(Exercise data)

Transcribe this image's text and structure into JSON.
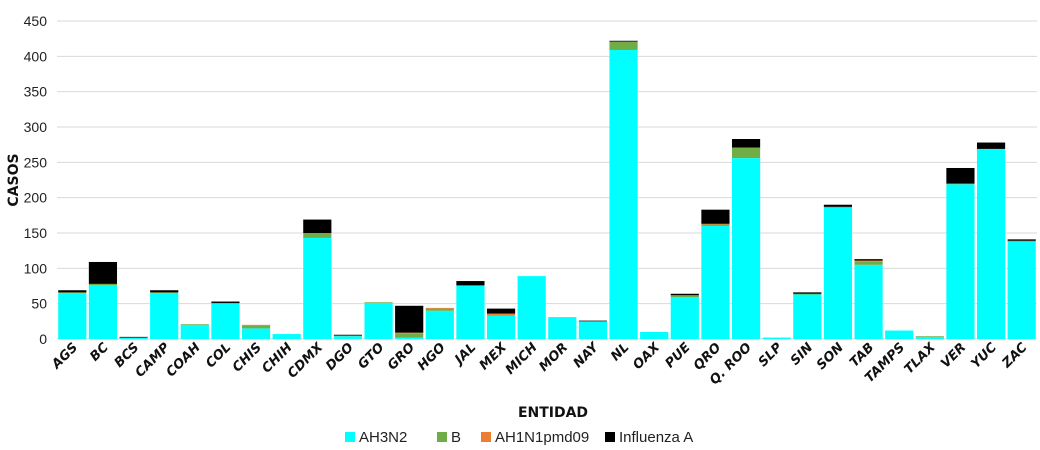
{
  "chart_data": {
    "type": "bar",
    "stacked": true,
    "title": "",
    "xlabel": "ENTIDAD",
    "ylabel": "CASOS",
    "ylim": [
      0,
      450
    ],
    "yticks": [
      0,
      50,
      100,
      150,
      200,
      250,
      300,
      350,
      400,
      450
    ],
    "grid": true,
    "legend_position": "bottom",
    "categories": [
      "AGS",
      "BC",
      "BCS",
      "CAMP",
      "COAH",
      "COL",
      "CHIS",
      "CHIH",
      "CDMX",
      "DGO",
      "GTO",
      "GRO",
      "HGO",
      "JAL",
      "MEX",
      "MICH",
      "MOR",
      "NAY",
      "NL",
      "OAX",
      "PUE",
      "QRO",
      "Q. ROO",
      "SLP",
      "SIN",
      "SON",
      "TAB",
      "TAMPS",
      "TLAX",
      "VER",
      "YUC",
      "ZAC"
    ],
    "series": [
      {
        "name": "AH3N2",
        "color": "#00FFFF",
        "values": [
          65,
          76,
          2,
          65,
          20,
          50,
          15,
          7,
          143,
          4,
          51,
          2,
          40,
          75,
          33,
          89,
          31,
          25,
          409,
          10,
          59,
          160,
          256,
          2,
          63,
          186,
          105,
          12,
          3,
          219,
          269,
          138
        ]
      },
      {
        "name": "B",
        "color": "#70AD47",
        "values": [
          1,
          2,
          0,
          1,
          1,
          1,
          4,
          0,
          7,
          1,
          1,
          6,
          3,
          1,
          1,
          0,
          0,
          0,
          12,
          0,
          3,
          2,
          15,
          0,
          1,
          1,
          5,
          0,
          1,
          1,
          0,
          1
        ]
      },
      {
        "name": "AH1N1pmd09",
        "color": "#ED7D31",
        "values": [
          0,
          0,
          0,
          0,
          0,
          0,
          1,
          0,
          0,
          0,
          0,
          1,
          1,
          0,
          2,
          0,
          0,
          0,
          0,
          0,
          0,
          1,
          0,
          0,
          0,
          0,
          1,
          0,
          0,
          0,
          0,
          0
        ]
      },
      {
        "name": "Influenza A",
        "color": "#000000",
        "values": [
          3,
          31,
          1,
          3,
          0,
          2,
          0,
          0,
          19,
          1,
          0,
          38,
          0,
          6,
          7,
          0,
          0,
          1,
          1,
          0,
          2,
          20,
          12,
          0,
          2,
          3,
          2,
          0,
          0,
          22,
          9,
          2
        ]
      }
    ]
  }
}
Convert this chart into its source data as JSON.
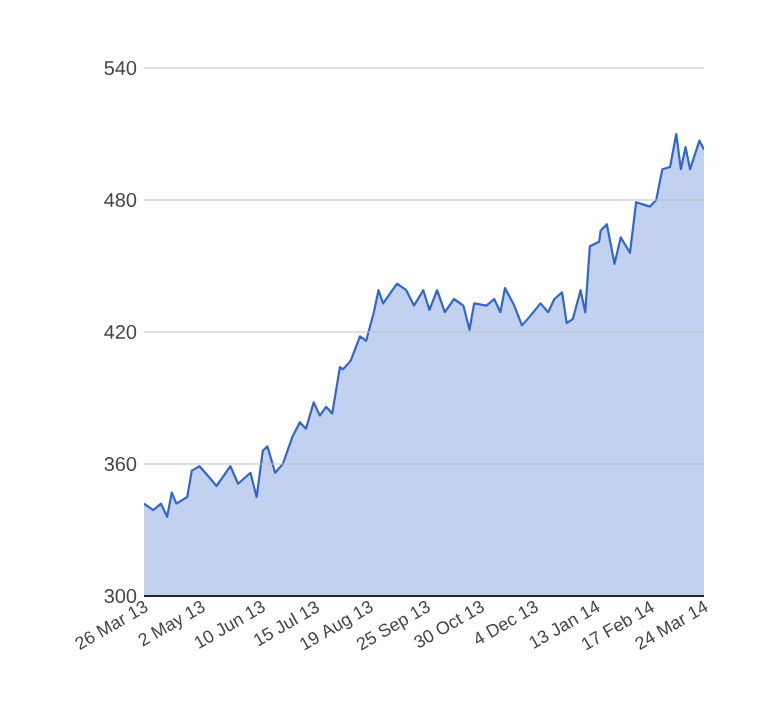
{
  "chart_data": {
    "type": "area",
    "color": "#3366cc",
    "x": [
      "2013-03-26",
      "2013-04-01",
      "2013-04-06",
      "2013-04-10",
      "2013-04-13",
      "2013-04-16",
      "2013-04-23",
      "2013-04-26",
      "2013-05-01",
      "2013-05-06",
      "2013-05-12",
      "2013-05-21",
      "2013-05-26",
      "2013-06-03",
      "2013-06-07",
      "2013-06-11",
      "2013-06-14",
      "2013-06-19",
      "2013-06-24",
      "2013-06-30",
      "2013-07-05",
      "2013-07-09",
      "2013-07-14",
      "2013-07-18",
      "2013-07-22",
      "2013-07-26",
      "2013-07-31",
      "2013-08-02",
      "2013-08-07",
      "2013-08-13",
      "2013-08-17",
      "2013-08-22",
      "2013-08-25",
      "2013-08-28",
      "2013-09-06",
      "2013-09-12",
      "2013-09-17",
      "2013-09-23",
      "2013-09-27",
      "2013-10-02",
      "2013-10-07",
      "2013-10-13",
      "2013-10-19",
      "2013-10-23",
      "2013-10-26",
      "2013-11-03",
      "2013-11-08",
      "2013-11-12",
      "2013-11-15",
      "2013-11-21",
      "2013-11-26",
      "2013-12-01",
      "2013-12-08",
      "2013-12-13",
      "2013-12-17",
      "2013-12-22",
      "2013-12-25",
      "2013-12-29",
      "2014-01-03",
      "2014-01-06",
      "2014-01-09",
      "2014-01-15",
      "2014-01-16",
      "2014-01-20",
      "2014-01-25",
      "2014-01-29",
      "2014-02-04",
      "2014-02-08",
      "2014-02-17",
      "2014-02-21",
      "2014-02-25",
      "2014-03-02",
      "2014-03-06",
      "2014-03-09",
      "2014-03-12",
      "2014-03-15",
      "2014-03-21",
      "2014-03-24"
    ],
    "values": [
      342,
      339,
      342,
      336,
      347,
      342,
      345,
      357,
      359,
      355,
      350,
      359,
      351,
      356,
      345,
      366,
      368,
      356,
      360,
      372,
      379,
      376,
      388,
      382,
      386,
      383,
      404,
      403,
      407,
      418,
      416,
      429,
      439,
      433,
      442,
      439,
      432,
      439,
      430,
      439,
      429,
      435,
      432,
      421,
      433,
      432,
      435,
      429,
      440,
      432,
      423,
      427,
      433,
      429,
      435,
      438,
      424,
      426,
      439,
      429,
      459,
      461,
      466,
      469,
      451,
      463,
      456,
      479,
      477,
      480,
      494,
      495,
      510,
      494,
      504,
      494,
      507,
      503
    ],
    "xlim": [
      "2013-03-26",
      "2014-03-24"
    ],
    "xticks": [
      {
        "value": "2013-03-26",
        "label": "26 Mar 13"
      },
      {
        "value": "2013-05-02",
        "label": "2 May 13"
      },
      {
        "value": "2013-06-10",
        "label": "10 Jun 13"
      },
      {
        "value": "2013-07-15",
        "label": "15 Jul 13"
      },
      {
        "value": "2013-08-19",
        "label": "19 Aug 13"
      },
      {
        "value": "2013-09-25",
        "label": "25 Sep 13"
      },
      {
        "value": "2013-10-30",
        "label": "30 Oct 13"
      },
      {
        "value": "2013-12-04",
        "label": "4 Dec 13"
      },
      {
        "value": "2014-01-13",
        "label": "13 Jan 14"
      },
      {
        "value": "2014-02-17",
        "label": "17 Feb 14"
      },
      {
        "value": "2014-03-24",
        "label": "24 Mar 14"
      }
    ],
    "ylim": [
      300,
      540
    ],
    "yticks": [
      300,
      360,
      420,
      480,
      540
    ],
    "grid": "y"
  }
}
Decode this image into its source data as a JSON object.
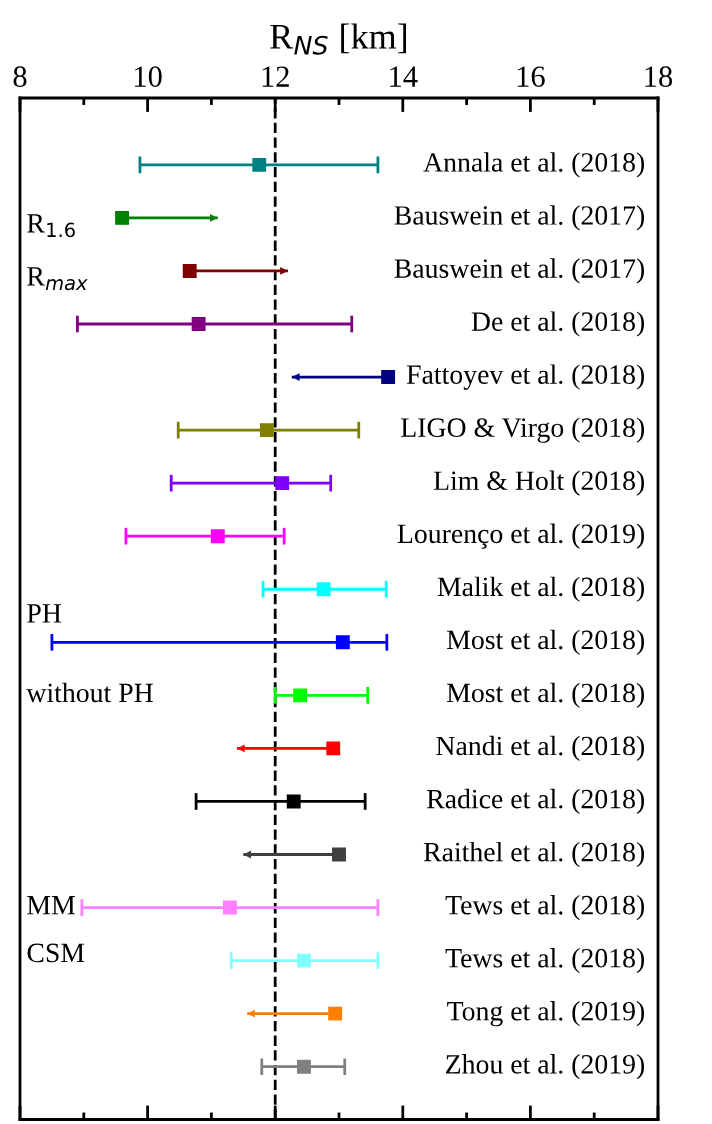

(What you need to do)
Select all lines in the listing above where the word "color" appears, and show them.

(Exercise answer)
        "color": "#00FFFF",
        "color": "#70AD47",
        "color": "#ED7D31",
        "color": "#000000",
    "color": "#3366cc",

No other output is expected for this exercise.